DIRECTIONS
1/ According to the article on Sea Wolf, where does the band's name come from?
2/ Reproduce the article on Sea Wolf word for word, from "Sea Wolf brings" up to and including "through his verse.".

TEXT FOR ANALYSIS
┄┄┄┄┄┄

Sea Wolf brings soul searching to song

jen.mulson@gazette.com
Sea Wolf

When: 8 p.m. Thursday
Where: The Black Sheep, 2106 E. Platte Ave.
Tickets: $10-$12; 227-7625, blacksheeprocks.com or ticketweb.com

If you listen closely, you can hear musician Alex Brown Church dissect the flow of his life. The singer/songwriter, who fronts the indie rock band Sea Wolf, contemplates the inevitability of change through his verse.

“I tend to be attracted to that aspect of our lives, those periods where we’re going from one point to the next stage,” he says. “I use a lot of symbolism, like the changing of the season.”

Sea Wolf plays the Black Sheep on Thursday.

After he graduated from film school in New York City, Church drifted to L.A. He worked as an art handler at The Museum of Contemporary Art, and met a few musical compadres to make music with. They formed Irving, a 1960s rock influenced band, but never got enough momentum going to suit Church. About two years into Irving, he finally started to make the music that spoke to him: indie folk. That music was Sea Wolf, named after Jack London's 1904 novel, "The Sea Wolf." Unlike many bands, Church was the centerpiece. Other musicians are selected for each project.

┄┄┄┄┄┄

RECORDS SHOWN
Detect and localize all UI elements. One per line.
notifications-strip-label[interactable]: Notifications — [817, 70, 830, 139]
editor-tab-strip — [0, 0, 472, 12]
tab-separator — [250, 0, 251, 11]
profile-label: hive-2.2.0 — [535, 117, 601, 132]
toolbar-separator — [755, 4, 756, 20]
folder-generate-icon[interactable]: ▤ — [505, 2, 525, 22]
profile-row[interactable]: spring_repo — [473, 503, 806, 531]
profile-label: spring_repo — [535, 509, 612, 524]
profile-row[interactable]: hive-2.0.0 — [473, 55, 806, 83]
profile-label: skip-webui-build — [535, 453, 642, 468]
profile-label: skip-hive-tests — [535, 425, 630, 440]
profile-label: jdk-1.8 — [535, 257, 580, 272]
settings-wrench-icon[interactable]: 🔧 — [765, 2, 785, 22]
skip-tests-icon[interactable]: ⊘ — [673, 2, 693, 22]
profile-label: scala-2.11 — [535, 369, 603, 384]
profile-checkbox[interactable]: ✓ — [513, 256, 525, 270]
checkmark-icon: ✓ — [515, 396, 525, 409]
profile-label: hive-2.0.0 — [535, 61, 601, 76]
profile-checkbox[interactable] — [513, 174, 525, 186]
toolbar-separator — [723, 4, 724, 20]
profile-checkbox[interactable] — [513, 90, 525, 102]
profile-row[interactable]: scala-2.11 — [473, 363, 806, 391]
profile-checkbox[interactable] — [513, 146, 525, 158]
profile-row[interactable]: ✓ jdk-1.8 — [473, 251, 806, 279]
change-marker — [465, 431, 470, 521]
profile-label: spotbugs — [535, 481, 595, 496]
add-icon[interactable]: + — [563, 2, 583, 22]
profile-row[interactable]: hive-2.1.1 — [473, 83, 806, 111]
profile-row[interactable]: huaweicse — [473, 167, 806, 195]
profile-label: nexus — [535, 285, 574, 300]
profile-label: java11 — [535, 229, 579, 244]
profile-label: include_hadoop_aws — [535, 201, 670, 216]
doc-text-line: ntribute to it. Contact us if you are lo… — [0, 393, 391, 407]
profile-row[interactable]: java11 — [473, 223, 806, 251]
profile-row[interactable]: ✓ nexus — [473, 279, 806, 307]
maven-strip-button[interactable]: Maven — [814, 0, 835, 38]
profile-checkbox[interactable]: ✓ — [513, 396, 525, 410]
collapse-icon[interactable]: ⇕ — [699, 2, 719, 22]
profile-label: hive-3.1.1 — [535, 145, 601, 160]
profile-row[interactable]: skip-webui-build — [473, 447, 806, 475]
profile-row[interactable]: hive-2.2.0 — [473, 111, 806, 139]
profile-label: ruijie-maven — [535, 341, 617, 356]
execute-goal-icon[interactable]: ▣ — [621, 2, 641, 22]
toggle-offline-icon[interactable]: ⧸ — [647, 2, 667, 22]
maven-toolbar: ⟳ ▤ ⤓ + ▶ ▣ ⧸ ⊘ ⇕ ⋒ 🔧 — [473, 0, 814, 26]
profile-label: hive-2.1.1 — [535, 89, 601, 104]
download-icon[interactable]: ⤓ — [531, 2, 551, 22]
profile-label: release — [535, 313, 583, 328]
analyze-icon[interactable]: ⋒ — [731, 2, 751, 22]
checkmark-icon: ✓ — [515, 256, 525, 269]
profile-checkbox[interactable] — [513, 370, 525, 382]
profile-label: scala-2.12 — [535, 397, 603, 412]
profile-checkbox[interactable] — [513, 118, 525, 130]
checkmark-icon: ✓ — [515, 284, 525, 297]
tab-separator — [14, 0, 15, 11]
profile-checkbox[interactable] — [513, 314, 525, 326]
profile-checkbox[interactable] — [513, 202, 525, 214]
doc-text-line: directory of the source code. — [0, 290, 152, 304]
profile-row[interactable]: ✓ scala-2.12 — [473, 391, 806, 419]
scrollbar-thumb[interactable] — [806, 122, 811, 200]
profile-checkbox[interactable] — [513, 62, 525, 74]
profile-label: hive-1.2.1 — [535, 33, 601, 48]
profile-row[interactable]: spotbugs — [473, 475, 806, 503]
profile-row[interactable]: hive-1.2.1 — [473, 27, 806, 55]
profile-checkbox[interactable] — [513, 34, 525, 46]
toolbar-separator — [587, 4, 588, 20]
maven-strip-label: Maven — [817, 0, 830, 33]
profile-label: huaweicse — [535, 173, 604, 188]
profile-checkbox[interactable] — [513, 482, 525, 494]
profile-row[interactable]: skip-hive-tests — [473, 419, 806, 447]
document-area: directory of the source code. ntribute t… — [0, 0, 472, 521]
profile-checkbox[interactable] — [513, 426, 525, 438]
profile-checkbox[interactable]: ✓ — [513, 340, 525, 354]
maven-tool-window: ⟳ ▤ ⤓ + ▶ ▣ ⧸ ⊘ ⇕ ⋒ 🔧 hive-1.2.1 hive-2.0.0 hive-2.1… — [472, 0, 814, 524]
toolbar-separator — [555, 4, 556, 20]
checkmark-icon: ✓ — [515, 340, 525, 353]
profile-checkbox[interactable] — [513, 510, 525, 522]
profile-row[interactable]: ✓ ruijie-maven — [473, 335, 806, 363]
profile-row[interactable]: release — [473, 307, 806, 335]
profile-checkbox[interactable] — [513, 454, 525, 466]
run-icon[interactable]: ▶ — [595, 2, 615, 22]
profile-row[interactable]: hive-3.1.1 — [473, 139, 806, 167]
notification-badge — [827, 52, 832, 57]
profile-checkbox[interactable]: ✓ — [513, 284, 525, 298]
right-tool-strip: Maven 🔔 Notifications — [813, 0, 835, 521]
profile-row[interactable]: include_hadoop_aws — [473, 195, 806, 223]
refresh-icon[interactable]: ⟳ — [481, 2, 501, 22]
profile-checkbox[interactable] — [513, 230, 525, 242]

┄┄┄┄┄┄

RESULTS FOR EACH TASK
1/ Sea Wolf takes its name from Jack London's 1904 novel, "The Sea Wolf."

2/
Sea Wolf brings soul searching to song

jen.mulson@gazette.com
Sea Wolf

When: 8 p.m. Thursday
Where: The Black Sheep, 2106 E. Platte Ave.
Tickets: $10-$12; 227-7625, blacksheeprocks.com or ticketweb.com

If you listen closely, you can hear musician Alex Brown Church dissect the flow of his life. The singer/songwriter, who fronts the indie rock band Sea Wolf, contemplates the inevitability of change through his verse.